▶ _Objective_
Rewrite the items from the first line through the line holding "legend-label: Unlikely [470, 739, 542, 760]", both included, swapping "legend-label" for "legend-entry" and keeping everything else unchanged.

▶ _Data section_
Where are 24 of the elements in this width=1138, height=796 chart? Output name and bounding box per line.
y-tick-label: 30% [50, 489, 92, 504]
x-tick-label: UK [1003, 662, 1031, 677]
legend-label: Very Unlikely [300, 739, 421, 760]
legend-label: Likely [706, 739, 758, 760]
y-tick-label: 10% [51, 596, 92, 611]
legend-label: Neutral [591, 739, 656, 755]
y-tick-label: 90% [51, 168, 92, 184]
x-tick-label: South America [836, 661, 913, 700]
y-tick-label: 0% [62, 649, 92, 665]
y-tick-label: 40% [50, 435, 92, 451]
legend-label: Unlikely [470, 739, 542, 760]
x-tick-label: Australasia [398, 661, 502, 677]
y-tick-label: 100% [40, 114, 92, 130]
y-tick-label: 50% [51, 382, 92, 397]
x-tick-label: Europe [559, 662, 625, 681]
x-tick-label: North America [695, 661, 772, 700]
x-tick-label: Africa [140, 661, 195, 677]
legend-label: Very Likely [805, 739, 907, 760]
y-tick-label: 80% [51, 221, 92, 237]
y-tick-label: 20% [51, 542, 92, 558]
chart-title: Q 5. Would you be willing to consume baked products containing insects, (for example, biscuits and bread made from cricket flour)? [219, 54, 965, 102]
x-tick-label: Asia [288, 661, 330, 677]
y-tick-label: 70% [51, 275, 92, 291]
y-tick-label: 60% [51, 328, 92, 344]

▶ _Correct response_
Where are 24 of the elements in this width=1138, height=796 chart? Output name and bounding box per line.
y-tick-label: 30% [50, 489, 92, 504]
x-tick-label: UK [1003, 662, 1031, 677]
legend-entry: Very Unlikely [300, 739, 421, 760]
legend-entry: Likely [706, 739, 758, 760]
y-tick-label: 10% [51, 596, 92, 611]
legend-entry: Neutral [591, 739, 656, 755]
y-tick-label: 90% [51, 168, 92, 184]
x-tick-label: South America [836, 661, 913, 700]
y-tick-label: 0% [62, 649, 92, 665]
y-tick-label: 40% [50, 435, 92, 451]
legend-entry: Unlikely [470, 739, 542, 760]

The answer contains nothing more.